ACTIVITY LIST:
(A) Answer these questions from the text on bat monitoring in Fiordland, one answer per line:
(i) How many days did Ruby Bennett and Andrew Blayney spend helping with the monitoring programme?
(ii) What is a harp trap made of?
(iii) How many pups does a long-tailed bat give birth to in summer?
(B) Write the next part of the text on bat monitoring in Fiordland, picking up after its final sentence.

SUPPLIED TEXT:
================================

Following Bats in Fiordland
13 February 2020
New Zealand is home to two extant species of native bat, the long-tailed bat (Chalinolobus tuberculatus) and the lesser short-tailed bat (Mystacina tuberculata).
Both species can be found in the Eglinton Valley, Fiordland where the Department of Conservation (DOC) runs an annual mark recapture monitoring programme to estimate population size and survival rates.
Ruby Bennett and Andrew Blayney spent nine days in early February assisting with DOC’s long-tailed bat monitoring programme in the Eglinton Valley, Fiordland National Park.
“Long-tailed bats give birth to a single pup during the summer, and most often roost in communal maternity roosts during the day,” says Ruby. “When night falls, bats leave the roosts to feed before returning with their pups to a different tree by sunrise.”
As long-tailed bats usually change roosts nightly, high frequency transmitters are used to locate new trees each morning. Bats are initially caught in free standing harp traps (a specialist bat trap made of parallel strands of fishing line which is undetectable by echolocation) to attach a transmitter to a lactating female. The following morning, she is radio-tracked to a tree and a potential roost hole is identified. Traps are set up covering the roost entrance and the waiting game begins.

================================

INFORMATION GIVEN:
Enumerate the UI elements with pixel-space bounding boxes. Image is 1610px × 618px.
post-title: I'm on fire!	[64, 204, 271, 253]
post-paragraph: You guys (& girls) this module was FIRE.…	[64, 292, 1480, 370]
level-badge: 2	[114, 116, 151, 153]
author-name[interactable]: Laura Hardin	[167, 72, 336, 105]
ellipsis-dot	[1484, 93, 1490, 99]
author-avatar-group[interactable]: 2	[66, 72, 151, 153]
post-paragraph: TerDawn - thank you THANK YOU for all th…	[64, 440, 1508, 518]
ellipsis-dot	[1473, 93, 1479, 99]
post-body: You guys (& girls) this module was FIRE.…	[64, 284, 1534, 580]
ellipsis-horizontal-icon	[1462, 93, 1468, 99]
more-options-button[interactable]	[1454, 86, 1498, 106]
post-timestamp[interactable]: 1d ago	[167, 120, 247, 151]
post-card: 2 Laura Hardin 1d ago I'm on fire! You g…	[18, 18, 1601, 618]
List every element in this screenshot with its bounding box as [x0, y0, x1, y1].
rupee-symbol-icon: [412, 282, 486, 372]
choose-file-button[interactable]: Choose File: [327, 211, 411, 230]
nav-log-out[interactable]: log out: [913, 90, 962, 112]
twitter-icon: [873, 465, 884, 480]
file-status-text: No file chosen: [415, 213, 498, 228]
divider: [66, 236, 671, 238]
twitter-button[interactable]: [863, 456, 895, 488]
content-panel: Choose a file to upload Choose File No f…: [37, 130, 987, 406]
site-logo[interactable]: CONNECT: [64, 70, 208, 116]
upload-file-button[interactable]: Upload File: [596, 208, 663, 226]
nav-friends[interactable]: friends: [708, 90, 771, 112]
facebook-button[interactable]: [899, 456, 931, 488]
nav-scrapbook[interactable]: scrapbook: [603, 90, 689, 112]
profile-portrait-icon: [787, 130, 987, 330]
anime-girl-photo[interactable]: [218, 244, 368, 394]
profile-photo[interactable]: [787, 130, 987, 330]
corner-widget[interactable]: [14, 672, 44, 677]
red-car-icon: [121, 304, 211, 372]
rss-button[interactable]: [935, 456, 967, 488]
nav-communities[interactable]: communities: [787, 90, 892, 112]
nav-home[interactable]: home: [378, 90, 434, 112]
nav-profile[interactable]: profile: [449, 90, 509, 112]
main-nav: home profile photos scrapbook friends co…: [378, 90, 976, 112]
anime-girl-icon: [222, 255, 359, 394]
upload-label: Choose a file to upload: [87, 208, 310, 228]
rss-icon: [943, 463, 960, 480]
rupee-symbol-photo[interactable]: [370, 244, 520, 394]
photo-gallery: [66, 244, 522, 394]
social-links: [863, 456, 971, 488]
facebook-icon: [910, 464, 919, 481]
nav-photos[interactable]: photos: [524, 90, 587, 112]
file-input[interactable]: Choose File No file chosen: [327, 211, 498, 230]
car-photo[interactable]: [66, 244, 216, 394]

================================

SOLVED TASKS:
(A)
(i) Nine days.
(ii) Parallel strands of fishing line.
(iii) A single pup.

(B)
As dusk falls, bats begin to leave the roost and fall into the harp trap. Bats are transferred into holding bags and assessed for their unique band number, sex, age, weight, and forearm length before being released. The following morning transmitted females are tracked to a new roost tree, and the process begins again.
Both species of native bats are vulnerable to habitat loss through tree felling, predation from introduced predators such as mustelids and rodents, and competition for roost sites by possums and rats.